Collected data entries
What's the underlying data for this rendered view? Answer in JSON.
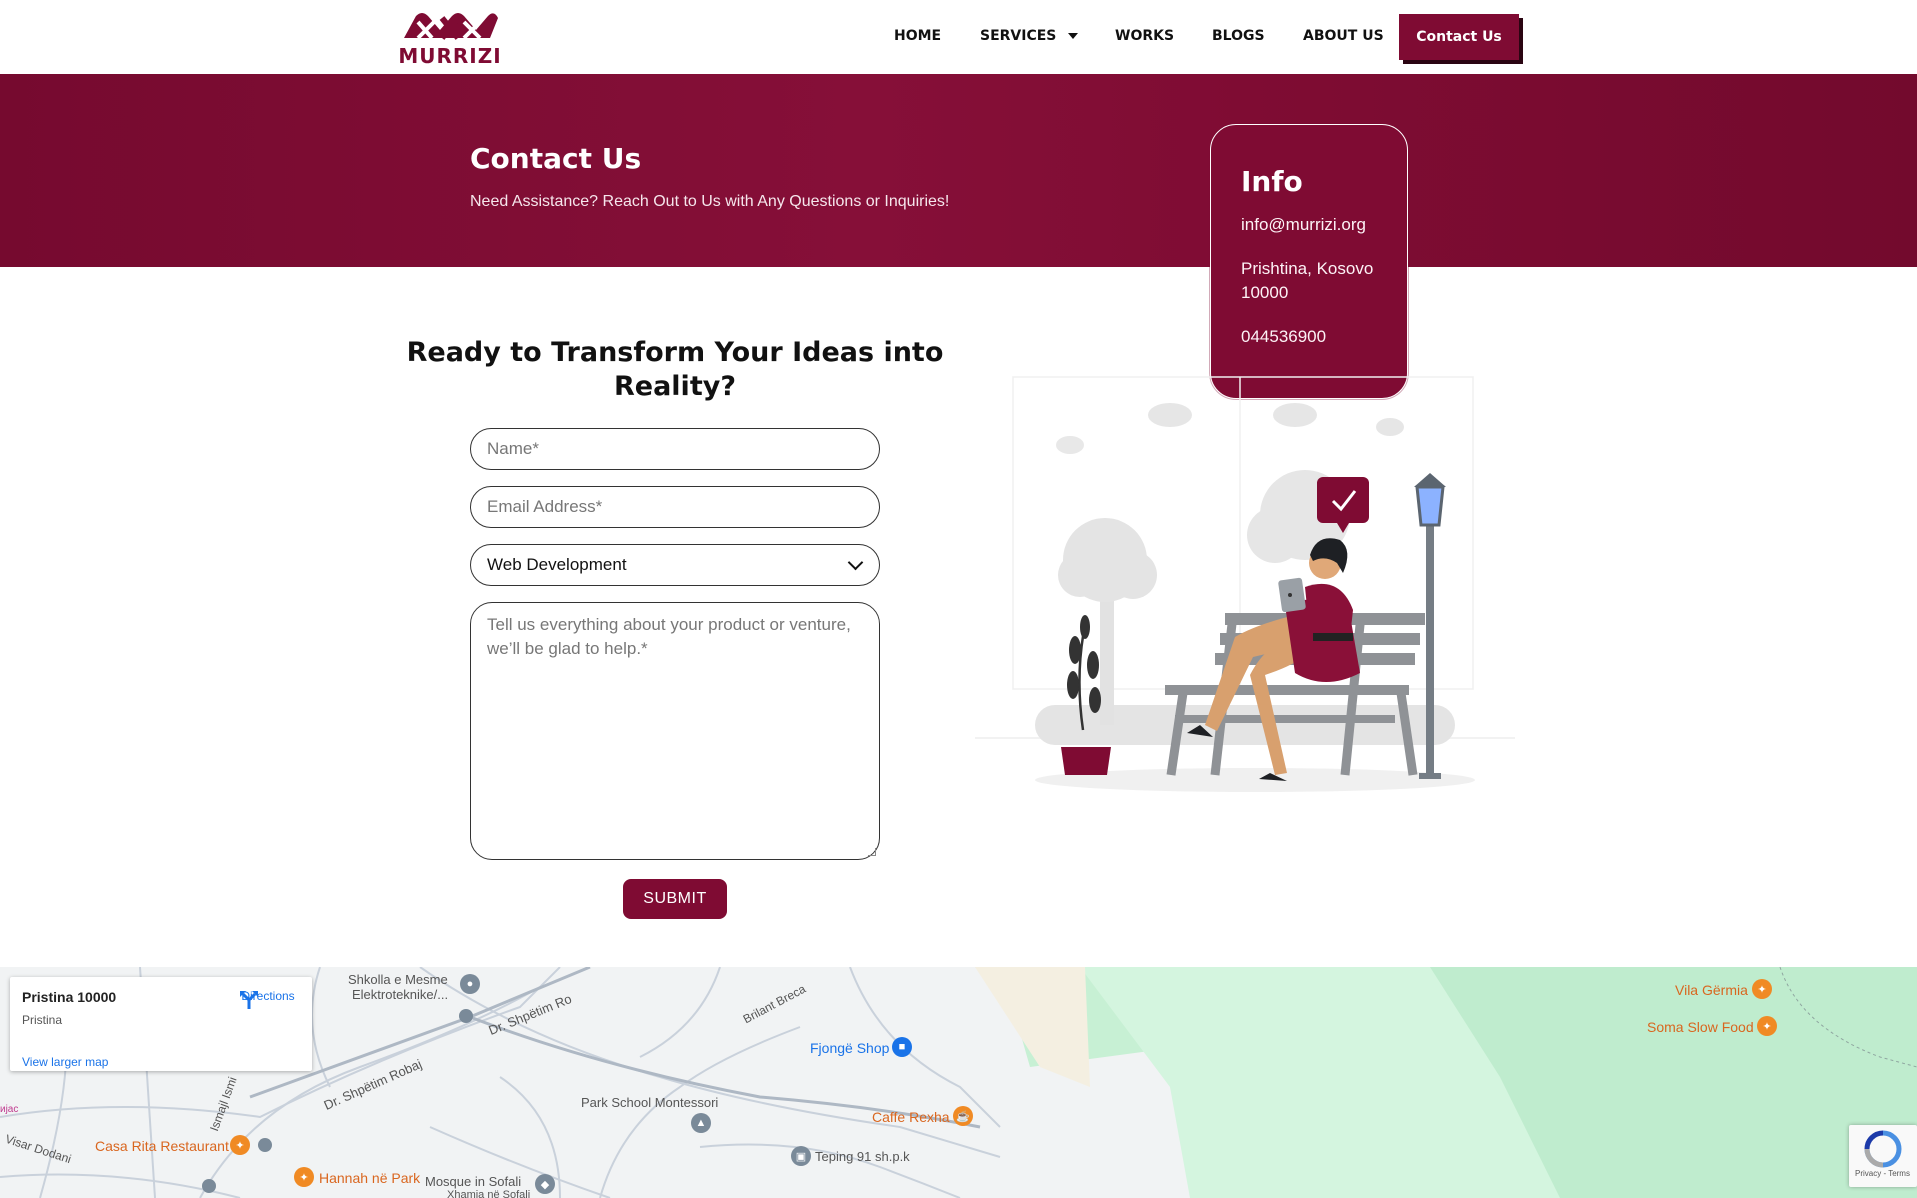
{
  "brand": {
    "name": "MURRIZI",
    "color": "#7f0b33"
  },
  "nav": {
    "items": [
      "HOME",
      "SERVICES",
      "WORKS",
      "BLOGS",
      "ABOUT US"
    ],
    "cta": "Contact Us"
  },
  "hero": {
    "title": "Contact Us",
    "subtitle": "Need Assistance? Reach Out to Us with Any Questions or Inquiries!"
  },
  "info": {
    "title": "Info",
    "email": "info@murrizi.org",
    "address_line1": "Prishtina, Kosovo",
    "address_line2": "10000",
    "phone": "044536900"
  },
  "form": {
    "heading_line1": "Ready to Transform Your Ideas into",
    "heading_line2": "Reality?",
    "name_placeholder": "Name*",
    "email_placeholder": "Email Address*",
    "service_selected": "Web Development",
    "message_placeholder": "Tell us everything about your product or venture, we’ll be glad to help.*",
    "submit": "SUBMIT"
  },
  "map": {
    "card_title": "Pristina 10000",
    "card_subtitle": "Pristina",
    "directions": "Directions",
    "larger_map": "View larger map",
    "labels": {
      "school_line1": "Shkolla e Mesme",
      "school_line2": "Elektroteknike/...",
      "street_shpetim_robaj": "Dr. Shpëtim Robaj",
      "street_shpetim_ro": "Dr. Shpëtim Ro",
      "street_brilant": "Brilant Breca",
      "street_ismajl": "Ismajl Ismi",
      "street_visar": "Visar Dodani",
      "fjonge": "Fjongë Shop",
      "park_school": "Park School Montessori",
      "caffe": "Caffe Rexha",
      "teping": "Teping 91 sh.p.k",
      "casa_rita": "Casa Rita Restaurant",
      "hannah": "Hannah në Park",
      "mosque_line1": "Mosque in Sofali",
      "mosque_line2": "Xhamia në Sofali",
      "vila_germia": "Vila Gërmia",
      "soma": "Soma Slow Food",
      "edge": "ијас"
    },
    "recaptcha_text": "Privacy - Terms"
  }
}
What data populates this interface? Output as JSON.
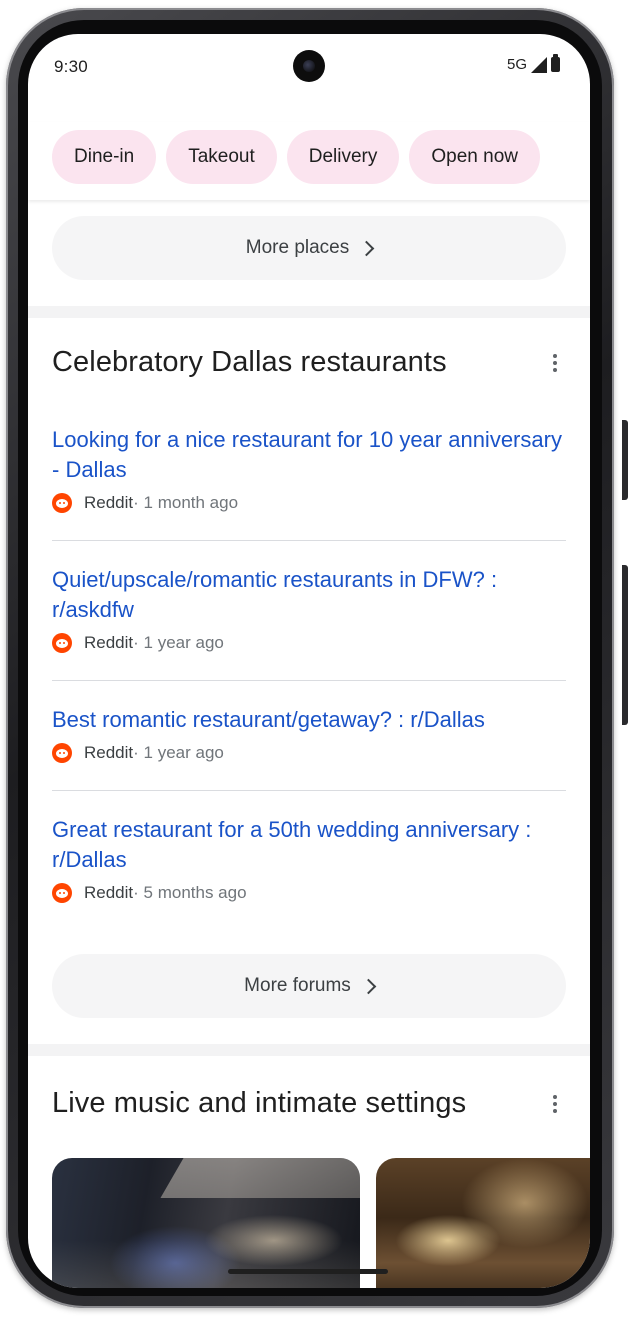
{
  "status_bar": {
    "time": "9:30",
    "network": "5G"
  },
  "filter_chips": [
    {
      "label": "Dine-in"
    },
    {
      "label": "Takeout"
    },
    {
      "label": "Delivery"
    },
    {
      "label": "Open now"
    }
  ],
  "places": {
    "more_label": "More places"
  },
  "forums_section": {
    "title": "Celebratory Dallas restaurants",
    "items": [
      {
        "title": "Looking for a nice restaurant for 10 year anniversary - Dallas",
        "source": "Reddit",
        "time": " · 1 month ago"
      },
      {
        "title": "Quiet/upscale/romantic restaurants in DFW? : r/askdfw",
        "source": "Reddit",
        "time": " · 1 year ago"
      },
      {
        "title": "Best romantic restaurant/getaway? : r/Dallas",
        "source": "Reddit",
        "time": " · 1 year ago"
      },
      {
        "title": "Great restaurant for a 50th wedding anniversary : r/Dallas",
        "source": "Reddit",
        "time": " · 5 months ago"
      }
    ],
    "more_label": "More forums"
  },
  "music_section": {
    "title": "Live music and intimate settings"
  },
  "colors": {
    "link_blue": "#1a53c8",
    "chip_pink": "#fbe4ef",
    "reddit_orange": "#ff4500"
  }
}
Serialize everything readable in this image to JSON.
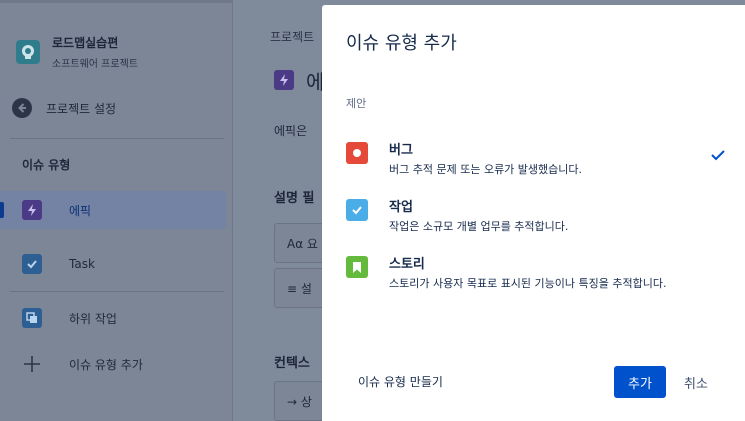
{
  "sidebar": {
    "project_name": "로드맵실습편",
    "project_sub": "소프트웨어 프로젝트",
    "back_label": "프로젝트 설정",
    "section_title": "이슈 유형",
    "items": [
      {
        "label": "에픽",
        "icon": "lightning-icon",
        "color": "#5a4aa0"
      },
      {
        "label": "Task",
        "icon": "checkbox-icon",
        "color": "#2d76c2"
      },
      {
        "label": "하위 작업",
        "icon": "subtask-icon",
        "color": "#2d76c2"
      },
      {
        "label": "이슈 유형 추가",
        "icon": "plus-icon",
        "color": "#2c3547"
      }
    ]
  },
  "main": {
    "breadcrumb": "프로젝트",
    "title": "에",
    "desc": "에픽은 ",
    "fields_heading": "설명 필",
    "field1": "Aα  요",
    "field2": "≡  설",
    "context_heading": "컨텍스",
    "field3": "→  상"
  },
  "modal": {
    "title": "이슈 유형 추가",
    "suggestion_label": "제안",
    "options": [
      {
        "title": "버그",
        "desc": "버그 추적 문제 또는 오류가 발생했습니다.",
        "icon": "bug-icon",
        "color": "#e5493a",
        "selected": true
      },
      {
        "title": "작업",
        "desc": "작업은 소규모 개별 업무를 추적합니다.",
        "icon": "task-check-icon",
        "color": "#4bade8",
        "selected": false
      },
      {
        "title": "스토리",
        "desc": "스토리가 사용자 목표로 표시된 기능이나 특징을 추적합니다.",
        "icon": "story-bookmark-icon",
        "color": "#63ba3c",
        "selected": false
      }
    ],
    "create_link": "이슈 유형 만들기",
    "add_button": "추가",
    "cancel_button": "취소",
    "accent": "#0052cc"
  }
}
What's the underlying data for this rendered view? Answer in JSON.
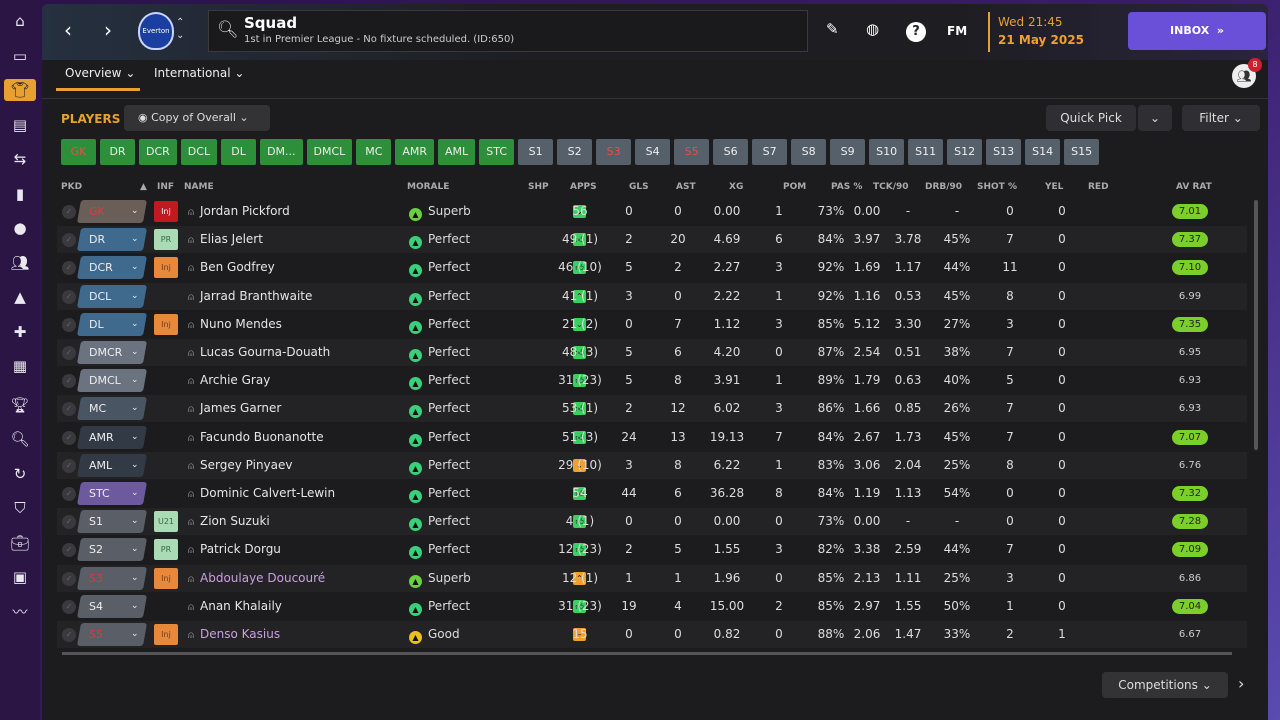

• [Goal of the exercise]
Leave the images out, please, and restate each line word for word.

• [Solution to this problem]
What's the underlying data for this rendered view? Answer in JSON.
{
  "brand": {
    "name": "MURRIZI",
    "color": "#7f0b33"
  },
  "nav": {
    "items": [
      "HOME",
      "SERVICES",
      "WORKS",
      "BLOGS",
      "ABOUT US"
    ],
    "cta": "Contact Us"
  },
  "hero": {
    "title": "Contact Us",
    "subtitle": "Need Assistance? Reach Out to Us with Any Questions or Inquiries!"
  },
  "info": {
    "title": "Info",
    "email": "info@murrizi.org",
    "address_line1": "Prishtina, Kosovo",
    "address_line2": "10000",
    "phone": "044536900"
  },
  "form": {
    "heading_line1": "Ready to Transform Your Ideas into",
    "heading_line2": "Reality?",
    "name_placeholder": "Name*",
    "email_placeholder": "Email Address*",
    "service_selected": "Web Development",
    "message_placeholder": "Tell us everything about your product or venture, we’ll be glad to help.*",
    "submit": "SUBMIT"
  },
  "map": {
    "card_title": "Pristina 10000",
    "card_subtitle": "Pristina",
    "directions": "Directions",
    "larger_map": "View larger map",
    "labels": {
      "school_line1": "Shkolla e Mesme",
      "school_line2": "Elektroteknike/...",
      "street_shpetim_robaj": "Dr. Shpëtim Robaj",
      "street_shpetim_ro": "Dr. Shpëtim Ro",
      "street_brilant": "Brilant Breca",
      "street_ismajl": "Ismajl Ismi",
      "street_visar": "Visar Dodani",
      "fjonge": "Fjongë Shop",
      "park_school": "Park School Montessori",
      "caffe": "Caffe Rexha",
      "teping": "Teping 91 sh.p.k",
      "casa_rita": "Casa Rita Restaurant",
      "hannah": "Hannah në Park",
      "mosque_line1": "Mosque in Sofali",
      "mosque_line2": "Xhamia në Sofali",
      "vila_germia": "Vila Gërmia",
      "soma": "Soma Slow Food",
      "edge": "ијас"
    },
    "recaptcha_text": "Privacy - Terms"
  }
}
What data populates this interface? Output as JSON.
{
  "status_bar": {
    "time": "9:30",
    "network": "5G"
  },
  "filter_chips": [
    {
      "label": "Dine-in"
    },
    {
      "label": "Takeout"
    },
    {
      "label": "Delivery"
    },
    {
      "label": "Open now"
    }
  ],
  "places": {
    "more_label": "More places"
  },
  "forums_section": {
    "title": "Celebratory Dallas restaurants",
    "items": [
      {
        "title": "Looking for a nice restaurant for 10 year anniversary - Dallas",
        "source": "Reddit",
        "time": " · 1 month ago"
      },
      {
        "title": "Quiet/upscale/romantic restaurants in DFW? : r/askdfw",
        "source": "Reddit",
        "time": " · 1 year ago"
      },
      {
        "title": "Best romantic restaurant/getaway? : r/Dallas",
        "source": "Reddit",
        "time": " · 1 year ago"
      },
      {
        "title": "Great restaurant for a 50th wedding anniversary : r/Dallas",
        "source": "Reddit",
        "time": " · 5 months ago"
      }
    ],
    "more_label": "More forums"
  },
  "music_section": {
    "title": "Live music and intimate settings"
  },
  "colors": {
    "link_blue": "#1a53c8",
    "chip_pink": "#fbe4ef",
    "reddit_orange": "#ff4500"
  }
}
Serialize everything readable in this image to JSON.
{
  "sidebar": {
    "project_name": "로드맵실습편",
    "project_sub": "소프트웨어 프로젝트",
    "back_label": "프로젝트 설정",
    "section_title": "이슈 유형",
    "items": [
      {
        "label": "에픽",
        "icon": "lightning-icon",
        "color": "#5a4aa0"
      },
      {
        "label": "Task",
        "icon": "checkbox-icon",
        "color": "#2d76c2"
      },
      {
        "label": "하위 작업",
        "icon": "subtask-icon",
        "color": "#2d76c2"
      },
      {
        "label": "이슈 유형 추가",
        "icon": "plus-icon",
        "color": "#2c3547"
      }
    ]
  },
  "main": {
    "breadcrumb": "프로젝트",
    "title": "에",
    "desc": "에픽은 ",
    "fields_heading": "설명 필",
    "field1": "Aα  요",
    "field2": "≡  설",
    "context_heading": "컨텍스",
    "field3": "→  상"
  },
  "modal": {
    "title": "이슈 유형 추가",
    "suggestion_label": "제안",
    "options": [
      {
        "title": "버그",
        "desc": "버그 추적 문제 또는 오류가 발생했습니다.",
        "icon": "bug-icon",
        "color": "#e5493a",
        "selected": true
      },
      {
        "title": "작업",
        "desc": "작업은 소규모 개별 업무를 추적합니다.",
        "icon": "task-check-icon",
        "color": "#4bade8",
        "selected": false
      },
      {
        "title": "스토리",
        "desc": "스토리가 사용자 목표로 표시된 기능이나 특징을 추적합니다.",
        "icon": "story-bookmark-icon",
        "color": "#63ba3c",
        "selected": false
      }
    ],
    "create_link": "이슈 유형 만들기",
    "add_button": "추가",
    "cancel_button": "취소",
    "accent": "#0052cc"
  }
}
What's the underlying data for this rendered view? Answer in JSON.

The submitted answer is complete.